#### INPUT FOR THIS TASK

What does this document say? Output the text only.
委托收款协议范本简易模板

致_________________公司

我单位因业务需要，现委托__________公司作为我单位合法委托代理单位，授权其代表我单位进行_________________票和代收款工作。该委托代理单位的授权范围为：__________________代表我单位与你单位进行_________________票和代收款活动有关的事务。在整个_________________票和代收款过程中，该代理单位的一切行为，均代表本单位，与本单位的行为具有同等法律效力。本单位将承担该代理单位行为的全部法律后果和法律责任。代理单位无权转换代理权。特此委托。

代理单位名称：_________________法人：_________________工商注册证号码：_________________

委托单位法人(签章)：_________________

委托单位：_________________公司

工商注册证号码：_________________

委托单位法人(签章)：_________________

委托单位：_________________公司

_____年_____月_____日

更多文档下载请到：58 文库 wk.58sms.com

########
#### INPUT FOR THIS TASK

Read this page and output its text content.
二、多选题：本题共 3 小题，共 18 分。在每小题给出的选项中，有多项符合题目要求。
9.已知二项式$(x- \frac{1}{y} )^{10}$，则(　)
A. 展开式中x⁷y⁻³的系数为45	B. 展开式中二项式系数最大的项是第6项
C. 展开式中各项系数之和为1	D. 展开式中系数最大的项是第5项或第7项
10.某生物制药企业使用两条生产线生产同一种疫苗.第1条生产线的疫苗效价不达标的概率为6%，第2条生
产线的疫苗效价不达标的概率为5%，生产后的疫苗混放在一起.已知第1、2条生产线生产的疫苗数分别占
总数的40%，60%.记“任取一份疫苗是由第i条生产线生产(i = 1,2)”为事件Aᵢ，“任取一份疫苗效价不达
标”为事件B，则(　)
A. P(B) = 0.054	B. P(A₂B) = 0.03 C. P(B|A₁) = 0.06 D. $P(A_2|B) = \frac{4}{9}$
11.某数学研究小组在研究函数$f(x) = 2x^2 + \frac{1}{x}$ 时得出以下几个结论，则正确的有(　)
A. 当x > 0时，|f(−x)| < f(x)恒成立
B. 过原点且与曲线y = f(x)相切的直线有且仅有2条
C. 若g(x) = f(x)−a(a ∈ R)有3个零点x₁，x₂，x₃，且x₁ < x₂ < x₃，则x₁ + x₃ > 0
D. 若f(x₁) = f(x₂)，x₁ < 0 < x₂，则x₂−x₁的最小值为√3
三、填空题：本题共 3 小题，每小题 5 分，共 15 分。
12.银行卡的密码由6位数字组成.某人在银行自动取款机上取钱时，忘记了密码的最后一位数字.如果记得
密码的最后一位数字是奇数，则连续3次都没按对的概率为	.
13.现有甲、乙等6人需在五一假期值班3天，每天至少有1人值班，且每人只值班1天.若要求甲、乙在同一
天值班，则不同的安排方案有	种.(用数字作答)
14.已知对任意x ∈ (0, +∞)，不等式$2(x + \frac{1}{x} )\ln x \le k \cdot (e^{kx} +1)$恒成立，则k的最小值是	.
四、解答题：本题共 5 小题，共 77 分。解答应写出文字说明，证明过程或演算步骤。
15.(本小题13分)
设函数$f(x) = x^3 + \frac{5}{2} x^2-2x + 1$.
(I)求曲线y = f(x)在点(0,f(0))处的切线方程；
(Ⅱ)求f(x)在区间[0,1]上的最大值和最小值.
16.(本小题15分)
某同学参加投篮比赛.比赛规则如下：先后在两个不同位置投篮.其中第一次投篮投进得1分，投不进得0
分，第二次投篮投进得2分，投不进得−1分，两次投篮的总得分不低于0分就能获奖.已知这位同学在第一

########
#### INPUT FOR THIS TASK

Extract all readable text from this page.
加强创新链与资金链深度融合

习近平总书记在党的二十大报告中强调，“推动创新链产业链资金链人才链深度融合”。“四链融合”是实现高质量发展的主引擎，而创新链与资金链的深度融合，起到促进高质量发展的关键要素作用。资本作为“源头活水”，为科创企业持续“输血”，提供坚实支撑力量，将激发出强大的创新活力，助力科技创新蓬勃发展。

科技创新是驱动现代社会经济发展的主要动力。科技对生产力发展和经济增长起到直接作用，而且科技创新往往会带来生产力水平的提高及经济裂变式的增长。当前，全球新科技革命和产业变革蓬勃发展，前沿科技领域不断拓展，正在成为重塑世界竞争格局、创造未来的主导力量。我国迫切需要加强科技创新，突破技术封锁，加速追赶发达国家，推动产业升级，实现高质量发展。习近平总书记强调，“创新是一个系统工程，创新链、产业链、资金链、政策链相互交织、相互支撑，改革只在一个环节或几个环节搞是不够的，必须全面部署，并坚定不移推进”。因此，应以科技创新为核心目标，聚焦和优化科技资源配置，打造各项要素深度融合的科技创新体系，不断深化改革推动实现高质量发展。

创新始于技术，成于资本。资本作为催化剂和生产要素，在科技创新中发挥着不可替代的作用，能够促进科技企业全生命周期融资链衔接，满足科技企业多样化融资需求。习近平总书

########

GIVEN TASK: Pick out the lines that include the word "frac" and write them out.

IN RESPONSE:
9.已知二项式$(x- \frac{1}{y} )^{10}$，则(　)
A. P(B) = 0.054	B. P(A₂B) = 0.03 C. P(B|A₁) = 0.06 D. $P(A_2|B) = \frac{4}{9}$
11.某数学研究小组在研究函数$f(x) = 2x^2 + \frac{1}{x}$ 时得出以下几个结论，则正确的有(　)
14.已知对任意x ∈ (0, +∞)，不等式$2(x + \frac{1}{x} )\ln x \le k \cdot (e^{kx} +1)$恒成立，则k的最小值是	.
设函数$f(x) = x^3 + \frac{5}{2} x^2-2x + 1$.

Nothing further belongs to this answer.